What this task involves:
Reproduce the listing below in full, substituting "Immigrants from Guatemala" for every occurrence of "Immigrants from Mexico" and leaving everything else unchanged.

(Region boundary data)
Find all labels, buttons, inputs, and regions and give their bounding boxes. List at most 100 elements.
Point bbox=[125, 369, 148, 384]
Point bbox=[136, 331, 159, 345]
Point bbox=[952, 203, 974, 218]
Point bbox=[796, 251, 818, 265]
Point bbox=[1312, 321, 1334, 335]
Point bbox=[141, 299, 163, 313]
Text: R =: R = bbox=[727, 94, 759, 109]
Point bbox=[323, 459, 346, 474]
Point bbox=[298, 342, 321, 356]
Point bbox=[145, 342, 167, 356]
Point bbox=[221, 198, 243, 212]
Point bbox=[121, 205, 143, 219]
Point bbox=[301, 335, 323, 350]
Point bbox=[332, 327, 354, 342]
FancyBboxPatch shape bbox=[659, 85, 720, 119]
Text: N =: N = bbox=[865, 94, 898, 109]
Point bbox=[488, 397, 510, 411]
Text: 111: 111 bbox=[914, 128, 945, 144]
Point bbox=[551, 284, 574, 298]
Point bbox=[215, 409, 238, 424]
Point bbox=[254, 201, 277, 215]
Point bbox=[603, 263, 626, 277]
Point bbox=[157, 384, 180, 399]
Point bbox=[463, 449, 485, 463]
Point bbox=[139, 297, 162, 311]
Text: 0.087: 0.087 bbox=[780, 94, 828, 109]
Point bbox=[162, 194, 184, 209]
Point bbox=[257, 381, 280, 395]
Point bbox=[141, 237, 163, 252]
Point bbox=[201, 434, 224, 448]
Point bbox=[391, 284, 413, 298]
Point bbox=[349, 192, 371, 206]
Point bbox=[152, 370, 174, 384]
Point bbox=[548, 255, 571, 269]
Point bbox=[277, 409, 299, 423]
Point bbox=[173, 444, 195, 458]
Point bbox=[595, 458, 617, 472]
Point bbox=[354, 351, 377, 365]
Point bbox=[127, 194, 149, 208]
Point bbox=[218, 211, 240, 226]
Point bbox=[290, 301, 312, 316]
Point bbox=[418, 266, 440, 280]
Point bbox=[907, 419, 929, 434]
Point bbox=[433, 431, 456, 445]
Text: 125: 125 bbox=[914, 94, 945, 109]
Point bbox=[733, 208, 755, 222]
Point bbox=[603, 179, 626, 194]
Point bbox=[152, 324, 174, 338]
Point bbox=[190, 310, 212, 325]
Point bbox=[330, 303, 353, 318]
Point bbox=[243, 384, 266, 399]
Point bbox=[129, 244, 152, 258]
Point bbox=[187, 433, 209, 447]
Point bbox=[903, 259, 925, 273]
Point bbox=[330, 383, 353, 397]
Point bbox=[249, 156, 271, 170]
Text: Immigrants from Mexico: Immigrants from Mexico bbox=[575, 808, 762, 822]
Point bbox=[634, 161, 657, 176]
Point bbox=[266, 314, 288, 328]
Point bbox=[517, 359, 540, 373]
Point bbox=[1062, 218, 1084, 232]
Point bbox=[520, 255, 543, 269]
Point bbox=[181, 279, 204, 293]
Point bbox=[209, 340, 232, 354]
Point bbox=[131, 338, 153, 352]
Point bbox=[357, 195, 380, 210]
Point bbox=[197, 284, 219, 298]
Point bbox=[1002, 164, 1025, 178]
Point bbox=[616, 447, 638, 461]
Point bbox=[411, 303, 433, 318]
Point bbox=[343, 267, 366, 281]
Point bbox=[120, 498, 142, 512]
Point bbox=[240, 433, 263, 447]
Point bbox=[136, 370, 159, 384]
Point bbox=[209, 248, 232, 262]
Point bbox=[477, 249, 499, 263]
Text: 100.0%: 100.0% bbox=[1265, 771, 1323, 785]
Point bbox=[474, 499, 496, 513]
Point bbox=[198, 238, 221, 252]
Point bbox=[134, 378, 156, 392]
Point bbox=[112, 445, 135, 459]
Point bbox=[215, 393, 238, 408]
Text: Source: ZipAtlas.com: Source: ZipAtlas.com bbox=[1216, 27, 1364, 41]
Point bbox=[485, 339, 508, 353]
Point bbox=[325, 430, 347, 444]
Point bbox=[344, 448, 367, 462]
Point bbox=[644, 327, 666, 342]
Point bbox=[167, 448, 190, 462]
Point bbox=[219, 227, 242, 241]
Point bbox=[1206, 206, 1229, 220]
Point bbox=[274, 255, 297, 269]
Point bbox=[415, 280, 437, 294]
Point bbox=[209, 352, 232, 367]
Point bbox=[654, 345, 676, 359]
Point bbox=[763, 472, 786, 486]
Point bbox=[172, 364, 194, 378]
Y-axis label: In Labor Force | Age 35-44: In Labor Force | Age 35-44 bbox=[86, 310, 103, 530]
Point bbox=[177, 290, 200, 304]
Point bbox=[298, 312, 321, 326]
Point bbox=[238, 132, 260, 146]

Solution for this task:
Find all labels, buttons, inputs, and regions and give their bounding boxes. List at most 100 elements.
Point bbox=[125, 369, 148, 384]
Point bbox=[136, 331, 159, 345]
Point bbox=[952, 203, 974, 218]
Point bbox=[796, 251, 818, 265]
Point bbox=[1312, 321, 1334, 335]
Point bbox=[141, 299, 163, 313]
Text: R =: R = bbox=[727, 94, 759, 109]
Point bbox=[323, 459, 346, 474]
Point bbox=[298, 342, 321, 356]
Point bbox=[145, 342, 167, 356]
Point bbox=[221, 198, 243, 212]
Point bbox=[121, 205, 143, 219]
Point bbox=[301, 335, 323, 350]
Point bbox=[332, 327, 354, 342]
FancyBboxPatch shape bbox=[659, 85, 720, 119]
Text: N =: N = bbox=[865, 94, 898, 109]
Point bbox=[488, 397, 510, 411]
Text: 111: 111 bbox=[914, 128, 945, 144]
Point bbox=[551, 284, 574, 298]
Point bbox=[215, 409, 238, 424]
Point bbox=[254, 201, 277, 215]
Point bbox=[603, 263, 626, 277]
Point bbox=[157, 384, 180, 399]
Point bbox=[463, 449, 485, 463]
Point bbox=[139, 297, 162, 311]
Text: 0.087: 0.087 bbox=[780, 94, 828, 109]
Point bbox=[162, 194, 184, 209]
Point bbox=[257, 381, 280, 395]
Point bbox=[141, 237, 163, 252]
Point bbox=[201, 434, 224, 448]
Point bbox=[391, 284, 413, 298]
Point bbox=[349, 192, 371, 206]
Point bbox=[152, 370, 174, 384]
Point bbox=[548, 255, 571, 269]
Point bbox=[277, 409, 299, 423]
Point bbox=[173, 444, 195, 458]
Point bbox=[595, 458, 617, 472]
Point bbox=[354, 351, 377, 365]
Point bbox=[127, 194, 149, 208]
Point bbox=[218, 211, 240, 226]
Point bbox=[290, 301, 312, 316]
Point bbox=[418, 266, 440, 280]
Point bbox=[907, 419, 929, 434]
Point bbox=[433, 431, 456, 445]
Text: 125: 125 bbox=[914, 94, 945, 109]
Point bbox=[733, 208, 755, 222]
Point bbox=[603, 179, 626, 194]
Point bbox=[152, 324, 174, 338]
Point bbox=[190, 310, 212, 325]
Point bbox=[330, 303, 353, 318]
Point bbox=[243, 384, 266, 399]
Point bbox=[129, 244, 152, 258]
Point bbox=[187, 433, 209, 447]
Point bbox=[903, 259, 925, 273]
Point bbox=[330, 383, 353, 397]
Point bbox=[249, 156, 271, 170]
Text: Immigrants from Guatemala: Immigrants from Guatemala bbox=[575, 808, 762, 822]
Point bbox=[634, 161, 657, 176]
Point bbox=[266, 314, 288, 328]
Point bbox=[517, 359, 540, 373]
Point bbox=[1062, 218, 1084, 232]
Point bbox=[520, 255, 543, 269]
Point bbox=[181, 279, 204, 293]
Point bbox=[209, 340, 232, 354]
Point bbox=[131, 338, 153, 352]
Point bbox=[357, 195, 380, 210]
Point bbox=[197, 284, 219, 298]
Point bbox=[1002, 164, 1025, 178]
Point bbox=[616, 447, 638, 461]
Point bbox=[411, 303, 433, 318]
Point bbox=[343, 267, 366, 281]
Point bbox=[120, 498, 142, 512]
Point bbox=[240, 433, 263, 447]
Point bbox=[136, 370, 159, 384]
Point bbox=[209, 248, 232, 262]
Point bbox=[477, 249, 499, 263]
Text: 100.0%: 100.0% bbox=[1265, 771, 1323, 785]
Point bbox=[474, 499, 496, 513]
Point bbox=[198, 238, 221, 252]
Point bbox=[134, 378, 156, 392]
Point bbox=[112, 445, 135, 459]
Point bbox=[215, 393, 238, 408]
Text: Source: ZipAtlas.com: Source: ZipAtlas.com bbox=[1216, 27, 1364, 41]
Point bbox=[485, 339, 508, 353]
Point bbox=[325, 430, 347, 444]
Point bbox=[344, 448, 367, 462]
Point bbox=[644, 327, 666, 342]
Point bbox=[167, 448, 190, 462]
Point bbox=[219, 227, 242, 241]
Point bbox=[1206, 206, 1229, 220]
Point bbox=[274, 255, 297, 269]
Point bbox=[415, 280, 437, 294]
Point bbox=[209, 352, 232, 367]
Point bbox=[654, 345, 676, 359]
Point bbox=[763, 472, 786, 486]
Point bbox=[172, 364, 194, 378]
Y-axis label: In Labor Force | Age 35-44: In Labor Force | Age 35-44 bbox=[86, 310, 103, 530]
Point bbox=[177, 290, 200, 304]
Point bbox=[298, 312, 321, 326]
Point bbox=[238, 132, 260, 146]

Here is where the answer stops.